▸ **Text for analysis**:
+++

Chlorarachniophytes are believed to have arisen through a secondary endosymbiosis when a green algae (a chlorophyte) was engulfed by a non-photosyntesising eukaryotic host (Archibald et al., 2003; Curtis et al., 2012; Gould, Waller & McFadden, 2008; Neilson, Rangsrikitphoti & Durnford, 2017; Rogers et al., 2004). Chlorarachniophytes have genetic material at four distinct locations; in the nucleus, mitochondria, plastid and nucleomorph, the remnant genome of the engulfed green algae (Curtis et al., 2012). Only a small number of genes (331) remains in the nucelomorph as most have been transferred to the nucleus or lost (Gilson et al., 2006). As present day green algaes lack α-actinin or α-actinin-like proteins, it is likely that the gene was already present in the genome of the host.

According to the JGI genome portal, the genome of Bigelowiella contain 610 gene models considered to be cytoskeletal. In addition to α-actinin, homologues of common actin-binding proteins are present; such as Arp2/3, filamin, gelsolin and many more. Recently, the evolution of key elements of the Chlorarachniophyte cytoskeleton in relation to the other Rhizaria phyla Foraminifera and Radiolariain were described (Krabberød et al., 2017). It was suggested that pseudopodia of Chlorarachniophytes rely on actin structures whereas those of Foraminifera and Radiolariain are dependent on microtubules. In vertebrates, α-actinin is involved in the attachment of actin filaments to membranes as well as in filopodia and lamellipodia formation (Geiger et al., 1984; Hamill et al., 2015; Sobue & Kanda, 1989; Wehland, Osborn & Weber, 1979). If the Bigelowiella α-actinin-like protein is a genuine α-actinin, it can be expected to have similar functions also in this organism. To investigate this, the Bigelowiella α-actinin-like protein and its structural domains were cloned, expressed in bacteria, isolated and characterized.

To my knowledge this is the first report on cloning, expression, isolation and characterisation of a Bigelowiella protein.

+++

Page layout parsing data

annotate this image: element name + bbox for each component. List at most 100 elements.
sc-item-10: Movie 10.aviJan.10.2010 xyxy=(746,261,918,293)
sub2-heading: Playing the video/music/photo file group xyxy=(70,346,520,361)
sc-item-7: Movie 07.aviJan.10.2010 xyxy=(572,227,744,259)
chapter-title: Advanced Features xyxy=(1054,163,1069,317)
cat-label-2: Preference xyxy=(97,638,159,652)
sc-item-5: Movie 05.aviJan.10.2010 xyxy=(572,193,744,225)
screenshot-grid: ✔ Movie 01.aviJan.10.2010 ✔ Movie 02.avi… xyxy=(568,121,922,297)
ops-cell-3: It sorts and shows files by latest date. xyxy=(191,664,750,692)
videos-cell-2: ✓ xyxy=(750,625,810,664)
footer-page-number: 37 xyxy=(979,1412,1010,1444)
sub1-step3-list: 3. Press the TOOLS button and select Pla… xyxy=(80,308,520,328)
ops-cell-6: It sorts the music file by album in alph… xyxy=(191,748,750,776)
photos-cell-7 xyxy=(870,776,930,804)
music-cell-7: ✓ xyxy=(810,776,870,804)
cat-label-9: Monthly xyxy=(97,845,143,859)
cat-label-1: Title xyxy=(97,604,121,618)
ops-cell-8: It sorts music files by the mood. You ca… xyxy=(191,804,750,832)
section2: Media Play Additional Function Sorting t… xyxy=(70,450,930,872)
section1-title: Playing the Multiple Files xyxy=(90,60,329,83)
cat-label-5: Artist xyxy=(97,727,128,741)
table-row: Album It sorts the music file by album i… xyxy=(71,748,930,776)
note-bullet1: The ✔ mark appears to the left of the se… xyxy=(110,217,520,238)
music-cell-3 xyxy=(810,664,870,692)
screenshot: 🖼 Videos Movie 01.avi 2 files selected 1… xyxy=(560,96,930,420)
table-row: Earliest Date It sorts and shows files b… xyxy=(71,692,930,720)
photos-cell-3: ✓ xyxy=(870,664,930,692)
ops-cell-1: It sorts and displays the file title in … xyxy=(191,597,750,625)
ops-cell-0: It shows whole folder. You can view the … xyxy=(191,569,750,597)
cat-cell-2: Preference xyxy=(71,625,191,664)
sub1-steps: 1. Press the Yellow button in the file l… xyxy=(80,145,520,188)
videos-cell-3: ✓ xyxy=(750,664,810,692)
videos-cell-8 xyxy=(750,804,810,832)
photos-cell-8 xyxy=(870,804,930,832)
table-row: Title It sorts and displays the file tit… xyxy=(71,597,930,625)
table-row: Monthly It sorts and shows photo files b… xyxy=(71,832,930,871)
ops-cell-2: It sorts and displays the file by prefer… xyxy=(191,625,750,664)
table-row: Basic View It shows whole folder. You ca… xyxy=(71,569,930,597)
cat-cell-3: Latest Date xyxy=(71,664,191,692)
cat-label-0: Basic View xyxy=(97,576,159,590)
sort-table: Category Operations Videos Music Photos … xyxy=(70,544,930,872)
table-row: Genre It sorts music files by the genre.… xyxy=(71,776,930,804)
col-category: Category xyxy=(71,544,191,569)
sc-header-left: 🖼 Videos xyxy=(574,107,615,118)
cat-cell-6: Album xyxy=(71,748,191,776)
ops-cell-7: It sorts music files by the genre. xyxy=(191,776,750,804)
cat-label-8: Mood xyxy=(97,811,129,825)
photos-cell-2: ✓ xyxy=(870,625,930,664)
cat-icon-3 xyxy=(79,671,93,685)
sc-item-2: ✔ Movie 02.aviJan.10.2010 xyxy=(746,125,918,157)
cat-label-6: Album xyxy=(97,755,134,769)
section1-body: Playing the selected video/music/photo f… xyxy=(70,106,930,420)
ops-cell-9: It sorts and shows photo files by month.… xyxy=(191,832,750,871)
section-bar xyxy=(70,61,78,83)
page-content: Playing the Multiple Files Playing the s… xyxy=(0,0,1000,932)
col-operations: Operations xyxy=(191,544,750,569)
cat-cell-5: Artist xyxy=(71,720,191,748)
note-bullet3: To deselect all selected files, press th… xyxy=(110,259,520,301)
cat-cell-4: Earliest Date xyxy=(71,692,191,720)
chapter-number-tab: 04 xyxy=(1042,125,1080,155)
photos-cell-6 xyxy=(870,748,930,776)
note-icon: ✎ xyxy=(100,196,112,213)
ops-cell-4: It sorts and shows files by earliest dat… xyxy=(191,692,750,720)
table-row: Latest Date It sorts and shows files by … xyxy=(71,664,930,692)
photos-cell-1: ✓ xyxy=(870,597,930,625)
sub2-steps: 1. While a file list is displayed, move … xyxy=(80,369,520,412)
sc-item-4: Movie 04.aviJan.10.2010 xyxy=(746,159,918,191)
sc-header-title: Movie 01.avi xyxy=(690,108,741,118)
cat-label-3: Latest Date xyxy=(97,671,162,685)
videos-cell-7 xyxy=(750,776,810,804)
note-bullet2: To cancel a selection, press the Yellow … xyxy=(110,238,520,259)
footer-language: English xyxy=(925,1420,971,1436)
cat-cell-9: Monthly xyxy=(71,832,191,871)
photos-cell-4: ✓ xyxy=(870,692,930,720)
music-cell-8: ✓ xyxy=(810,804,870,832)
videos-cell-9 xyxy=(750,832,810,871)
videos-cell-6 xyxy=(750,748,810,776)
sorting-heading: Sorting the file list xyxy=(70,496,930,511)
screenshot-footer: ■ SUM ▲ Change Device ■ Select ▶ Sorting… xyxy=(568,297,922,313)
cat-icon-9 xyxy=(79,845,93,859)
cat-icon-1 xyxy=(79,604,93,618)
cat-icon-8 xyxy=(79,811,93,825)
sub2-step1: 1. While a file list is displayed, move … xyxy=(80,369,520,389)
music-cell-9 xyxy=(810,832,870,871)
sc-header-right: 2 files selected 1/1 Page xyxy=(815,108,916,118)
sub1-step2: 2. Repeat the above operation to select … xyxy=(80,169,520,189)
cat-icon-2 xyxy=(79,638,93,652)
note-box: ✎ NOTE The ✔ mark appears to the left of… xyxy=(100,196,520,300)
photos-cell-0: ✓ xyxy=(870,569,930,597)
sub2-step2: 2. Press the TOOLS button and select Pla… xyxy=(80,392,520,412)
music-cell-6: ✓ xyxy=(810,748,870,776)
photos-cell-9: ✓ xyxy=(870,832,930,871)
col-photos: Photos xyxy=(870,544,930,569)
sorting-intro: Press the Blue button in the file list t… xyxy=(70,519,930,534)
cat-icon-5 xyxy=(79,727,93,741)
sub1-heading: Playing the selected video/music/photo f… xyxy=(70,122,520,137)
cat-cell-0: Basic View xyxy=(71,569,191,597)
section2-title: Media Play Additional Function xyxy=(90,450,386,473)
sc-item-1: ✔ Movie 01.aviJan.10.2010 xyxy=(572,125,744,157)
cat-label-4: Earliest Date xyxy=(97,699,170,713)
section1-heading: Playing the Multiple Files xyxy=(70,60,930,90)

+++

▸ **What needs to be done**: Write out the passage on chlorarachniophytes word for word, from "Chlorarachniophytes are believed" to "of the host.".

▸ **Expected output**:
Chlorarachniophytes are believed to have arisen through a secondary endosymbiosis when a green algae (a chlorophyte) was engulfed by a non-photosyntesising eukaryotic host (Archibald et al., 2003; Curtis et al., 2012; Gould, Waller & McFadden, 2008; Neilson, Rangsrikitphoti & Durnford, 2017; Rogers et al., 2004). Chlorarachniophytes have genetic material at four distinct locations; in the nucleus, mitochondria, plastid and nucleomorph, the remnant genome of the engulfed green algae (Curtis et al., 2012). Only a small number of genes (331) remains in the nucelomorph as most have been transferred to the nucleus or lost (Gilson et al., 2006). As present day green algaes lack α-actinin or α-actinin-like proteins, it is likely that the gene was already present in the genome of the host.